- What the task requires -
Restate each line word for word. Leave out every picture.
##### Records for this task #####
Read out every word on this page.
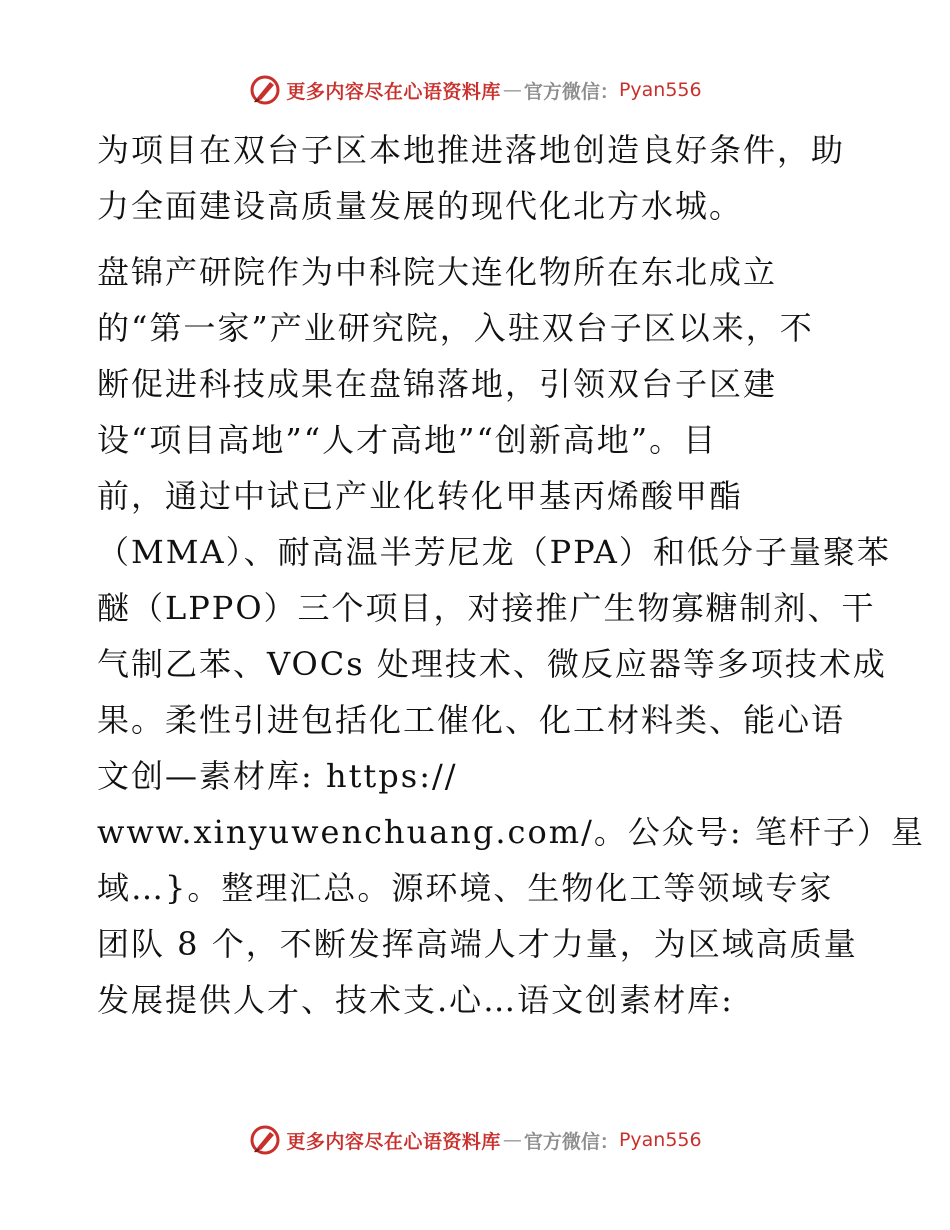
更多内容尽在心语资料库 — 官方微信： Pyan556
为项目在双台子区本地推进落地创造良好条件，助
力全面建设高质量发展的现代化北方水城。
盘锦产研院作为中科院大连化物所在东北成立
的“第一家”产业研究院，入驻双台子区以来，不
断促进科技成果在盘锦落地，引领双台子区建
设“项目高地”“人才高地”“创新高地”。目
前，通过中试已产业化转化甲基丙烯酸甲酯
（MMA）、耐高温半芳尼龙（PPA）和低分子量聚苯
醚（LPPO）三个项目，对接推广生物寡糖制剂、干
气制乙苯、VOCs 处理技术、微反应器等多项技术成
果。柔性引进包括化工催化、化工材料类、能心语
文创—素材库: https://
www.xinyuwenchuang.com/。公众号: 笔杆子）星
域…}。整理汇总。源环境、生物化工等领域专家
团队 8 个，不断发挥高端人才力量，为区域高质量
发展提供人才、技术支.心…语文创素材库:
更多内容尽在心语资料库 — 官方微信： Pyan556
#####
- Final result -
Read out every word on this page.
更多内容尽在心语资料库 — 官方微信： Pyan556
为项目在双台子区本地推进落地创造良好条件，助
力全面建设高质量发展的现代化北方水城。
盘锦产研院作为中科院大连化物所在东北成立
的“第一家”产业研究院，入驻双台子区以来，不
断促进科技成果在盘锦落地，引领双台子区建
设“项目高地”“人才高地”“创新高地”。目
前，通过中试已产业化转化甲基丙烯酸甲酯
（MMA）、耐高温半芳尼龙（PPA）和低分子量聚苯
醚（LPPO）三个项目，对接推广生物寡糖制剂、干
气制乙苯、VOCs 处理技术、微反应器等多项技术成
果。柔性引进包括化工催化、化工材料类、能心语
文创—素材库: https://
www.xinyuwenchuang.com/。公众号: 笔杆子）星
域…}。整理汇总。源环境、生物化工等领域专家
团队 8 个，不断发挥高端人才力量，为区域高质量
发展提供人才、技术支.心…语文创素材库:
更多内容尽在心语资料库 — 官方微信： Pyan556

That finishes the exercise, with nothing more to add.